EXERCISE DESCRIPTION
Give the number of lines in the data that contain "seconds", and nothing more.

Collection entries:
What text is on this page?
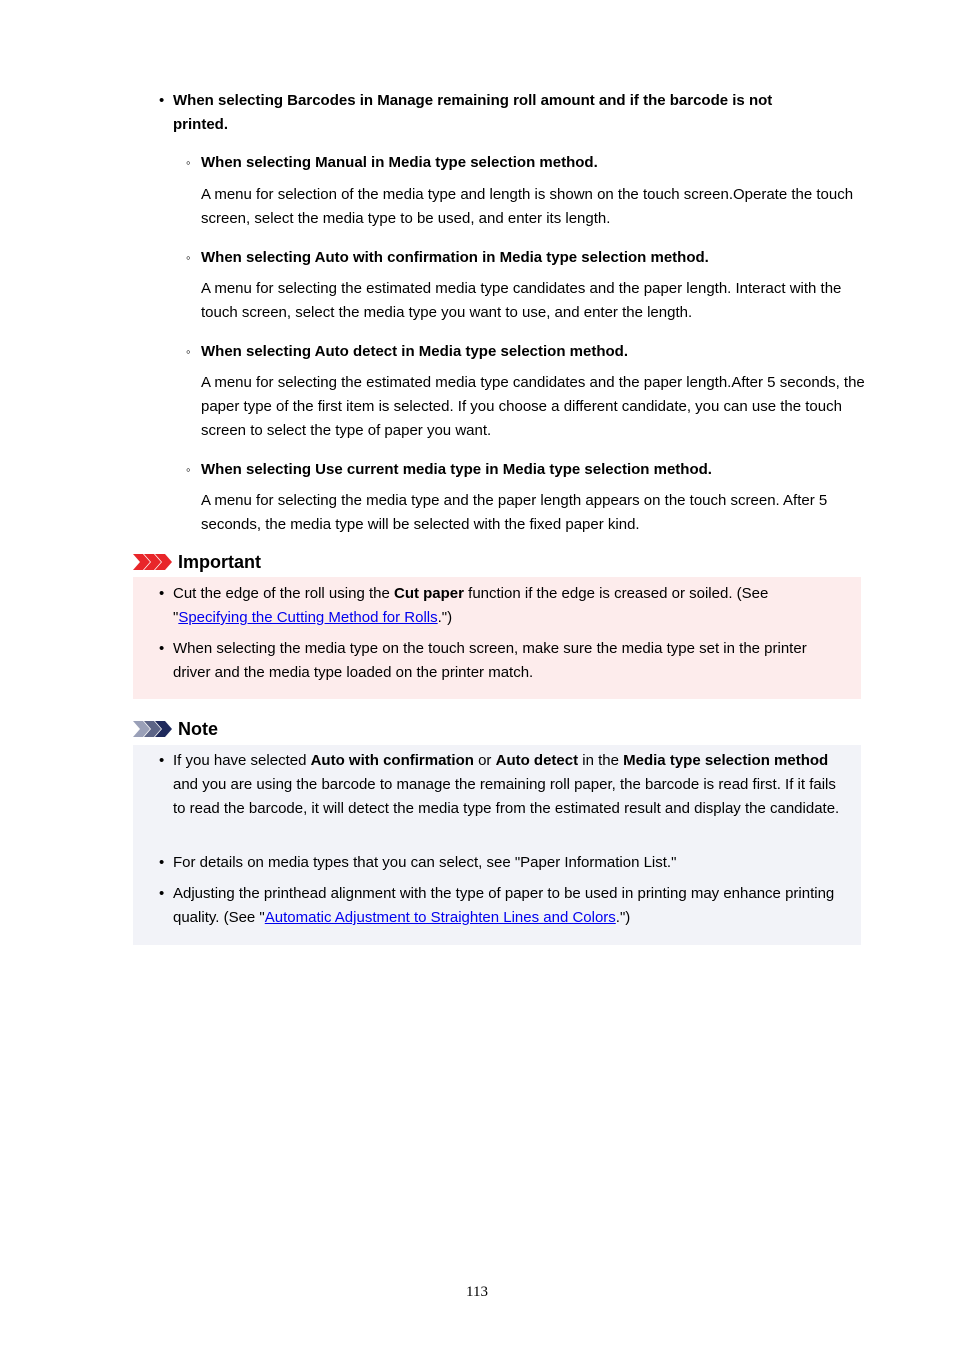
• When selecting Barcodes in Manage remaining roll amount and if the barcode is not printed.
◦ When selecting Manual in Media type selection method.
A menu for selection of the media type and length is shown on the touch screen.Operate the touch screen, select the media type to be used, and enter its length.
◦ When selecting Auto with confirmation in Media type selection method.
A menu for selecting the estimated media type candidates and the paper length. Interact with the touch screen, select the media type you want to use, and enter the length.
◦ When selecting Auto detect in Media type selection method.
A menu for selecting the estimated media type candidates and the paper length.After 5 seconds, the paper type of the first item is selected. If you choose a different candidate, you can use the touch screen to select the type of paper you want.
◦ When selecting Use current media type in Media type selection method.
A menu for selecting the media type and the paper length appears on the touch screen. After 5 seconds, the media type will be selected with the fixed paper kind.
Important
• Cut the edge of the roll using the Cut paper function if the edge is creased or soiled. (See "Specifying the Cutting Method for Rolls.")
• When selecting the media type on the touch screen, make sure the media type set in the printer driver and the media type loaded on the printer match.
Note
• If you have selected Auto with confirmation or Auto detect in the Media type selection method and you are using the barcode to manage the remaining roll paper, the barcode is read first. If it fails to read the barcode, it will detect the media type from the estimated result and display the candidate.
• For details on media types that you can select, see "Paper Information List."
• Adjusting the printhead alignment with the type of paper to be used in printing may enhance printing quality. (See "Automatic Adjustment to Straighten Lines and Colors.")
113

REPLY TO THE TASK
2